▶ **TASK DIRECTIONS**:
Extract the whole listing as it stands. Do not include the pictures.

▶ **THE RECORDS**:
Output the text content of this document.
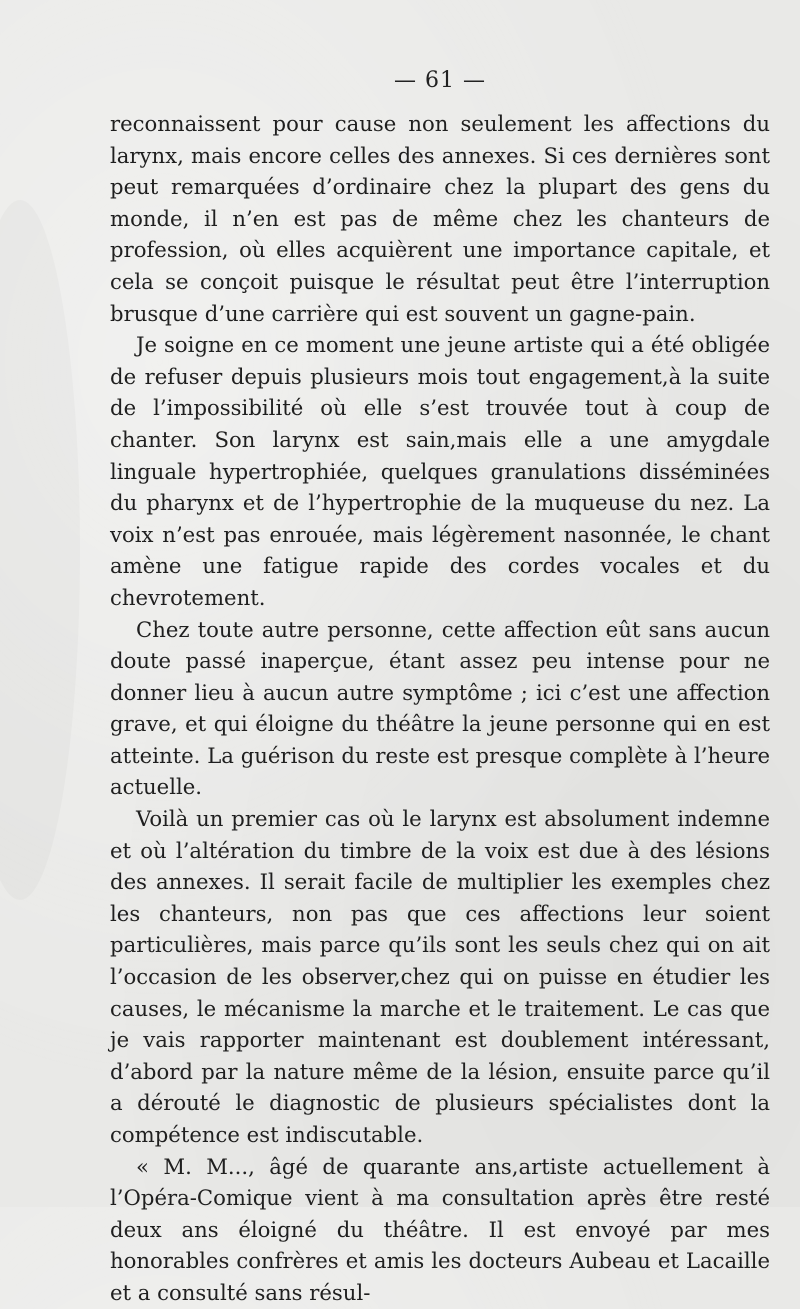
— 61 —

reconnaissent pour cause non seulement les affections du larynx, mais encore celles des annexes. Si ces dernières sont peut remarquées d’ordinaire chez la plupart des gens du monde, il n’en est pas de même chez les chanteurs de profession, où elles acquièrent une importance capitale, et cela se conçoit puisque le résultat peut être l’interruption brusque d’une carrière qui est souvent un gagne-pain.

Je soigne en ce moment une jeune artiste qui a été obligée de refuser depuis plusieurs mois tout engagement,à la suite de l’impossibilité où elle s’est trouvée tout à coup de chanter. Son larynx est sain,mais elle a une amygdale linguale hypertrophiée, quelques granulations disséminées du pharynx et de l’hypertrophie de la muqueuse du nez. La voix n’est pas enrouée, mais légèrement nasonnée, le chant amène une fatigue rapide des cordes vocales et du chevrotement.

Chez toute autre personne, cette affection eût sans aucun doute passé inaperçue, étant assez peu intense pour ne donner lieu à aucun autre symptôme ; ici c’est une affection grave, et qui éloigne du théâtre la jeune personne qui en est atteinte. La guérison du reste est presque complète à l’heure actuelle.

Voilà un premier cas où le larynx est absolument indemne et où l’altération du timbre de la voix est due à des lésions des annexes. Il serait facile de multiplier les exemples chez les chanteurs, non pas que ces affections leur soient particulières, mais parce qu’ils sont les seuls chez qui on ait l’occasion de les observer,chez qui on puisse en étudier les causes, le mécanisme la marche et le traitement. Le cas que je vais rapporter maintenant est doublement intéressant, d’abord par la nature même de la lésion, ensuite parce qu’il a dérouté le diagnostic de plusieurs spécialistes dont la compétence est indiscutable.

« M. M..., âgé de quarante ans,artiste actuellement à l’Opéra-Comique vient à ma consultation après être resté deux ans éloigné du théâtre. Il est envoyé par mes honorables confrères et amis les docteurs Aubeau et Lacaille et a consulté sans résul-
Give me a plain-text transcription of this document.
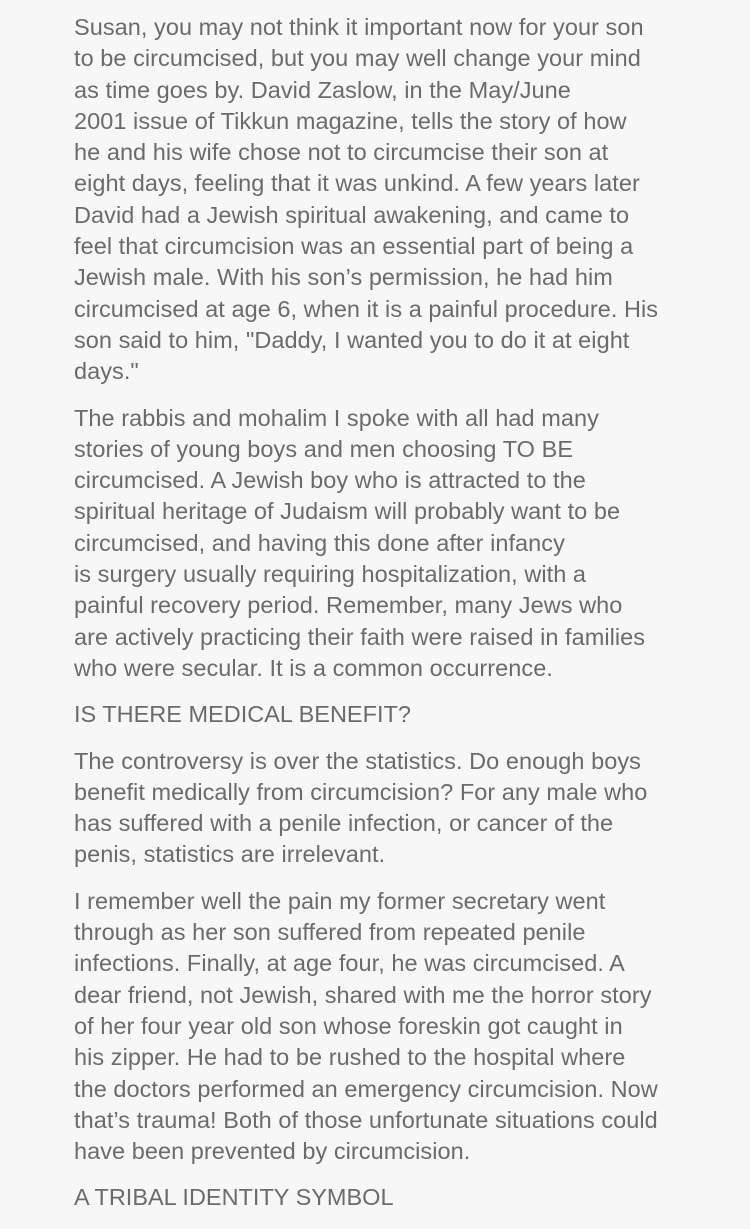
Susan, you may not think it important now for your son
to be circumcised, but you may well change your mind
as time goes by. David Zaslow, in the May/June
2001 issue of Tikkun magazine, tells the story of how
he and his wife chose not to circumcise their son at
eight days, feeling that it was unkind. A few years later
David had a Jewish spiritual awakening, and came to
feel that circumcision was an essential part of being a
Jewish male. With his son’s permission, he had him
circumcised at age 6, when it is a painful procedure. His
son said to him, "Daddy, I wanted you to do it at eight
days."

The rabbis and mohalim I spoke with all had many
stories of young boys and men choosing TO BE
circumcised. A Jewish boy who is attracted to the
spiritual heritage of Judaism will probably want to be
circumcised, and having this done after infancy
is surgery usually requiring hospitalization, with a
painful recovery period. Remember, many Jews who
are actively practicing their faith were raised in families
who were secular. It is a common occurrence.

IS THERE MEDICAL BENEFIT?

The controversy is over the statistics. Do enough boys
benefit medically from circumcision? For any male who
has suffered with a penile infection, or cancer of the
penis, statistics are irrelevant.

I remember well the pain my former secretary went
through as her son suffered from repeated penile
infections. Finally, at age four, he was circumcised. A
dear friend, not Jewish, shared with me the horror story
of her four year old son whose foreskin got caught in
his zipper. He had to be rushed to the hospital where
the doctors performed an emergency circumcision. Now
that’s trauma! Both of those unfortunate situations could
have been prevented by circumcision.

A TRIBAL IDENTITY SYMBOL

▶ **RESULT OF THIS TASK**:
Output the text content of this document.
— 61 —

reconnaissent pour cause non seulement les affections du larynx, mais encore celles des annexes. Si ces dernières sont peut remarquées d’ordinaire chez la plupart des gens du monde, il n’en est pas de même chez les chanteurs de profession, où elles acquièrent une importance capitale, et cela se conçoit puisque le résultat peut être l’interruption brusque d’une carrière qui est souvent un gagne-pain.

Je soigne en ce moment une jeune artiste qui a été obligée de refuser depuis plusieurs mois tout engagement,à la suite de l’impossibilité où elle s’est trouvée tout à coup de chanter. Son larynx est sain,mais elle a une amygdale linguale hypertrophiée, quelques granulations disséminées du pharynx et de l’hypertrophie de la muqueuse du nez. La voix n’est pas enrouée, mais légèrement nasonnée, le chant amène une fatigue rapide des cordes vocales et du chevrotement.

Chez toute autre personne, cette affection eût sans aucun doute passé inaperçue, étant assez peu intense pour ne donner lieu à aucun autre symptôme ; ici c’est une affection grave, et qui éloigne du théâtre la jeune personne qui en est atteinte. La guérison du reste est presque complète à l’heure actuelle.

Voilà un premier cas où le larynx est absolument indemne et où l’altération du timbre de la voix est due à des lésions des annexes. Il serait facile de multiplier les exemples chez les chanteurs, non pas que ces affections leur soient particulières, mais parce qu’ils sont les seuls chez qui on ait l’occasion de les observer,chez qui on puisse en étudier les causes, le mécanisme la marche et le traitement. Le cas que je vais rapporter maintenant est doublement intéressant, d’abord par la nature même de la lésion, ensuite parce qu’il a dérouté le diagnostic de plusieurs spécialistes dont la compétence est indiscutable.

« M. M..., âgé de quarante ans,artiste actuellement à l’Opéra-Comique vient à ma consultation après être resté deux ans éloigné du théâtre. Il est envoyé par mes honorables confrères et amis les docteurs Aubeau et Lacaille et a consulté sans résul-
Give me a plain-text transcription of this document.
Susan, you may not think it important now for your son
to be circumcised, but you may well change your mind
as time goes by. David Zaslow, in the May/June
2001 issue of Tikkun magazine, tells the story of how
he and his wife chose not to circumcise their son at
eight days, feeling that it was unkind. A few years later
David had a Jewish spiritual awakening, and came to
feel that circumcision was an essential part of being a
Jewish male. With his son’s permission, he had him
circumcised at age 6, when it is a painful procedure. His
son said to him, "Daddy, I wanted you to do it at eight
days."

The rabbis and mohalim I spoke with all had many
stories of young boys and men choosing TO BE
circumcised. A Jewish boy who is attracted to the
spiritual heritage of Judaism will probably want to be
circumcised, and having this done after infancy
is surgery usually requiring hospitalization, with a
painful recovery period. Remember, many Jews who
are actively practicing their faith were raised in families
who were secular. It is a common occurrence.

IS THERE MEDICAL BENEFIT?

The controversy is over the statistics. Do enough boys
benefit medically from circumcision? For any male who
has suffered with a penile infection, or cancer of the
penis, statistics are irrelevant.

I remember well the pain my former secretary went
through as her son suffered from repeated penile
infections. Finally, at age four, he was circumcised. A
dear friend, not Jewish, shared with me the horror story
of her four year old son whose foreskin got caught in
his zipper. He had to be rushed to the hospital where
the doctors performed an emergency circumcision. Now
that’s trauma! Both of those unfortunate situations could
have been prevented by circumcision.

A TRIBAL IDENTITY SYMBOL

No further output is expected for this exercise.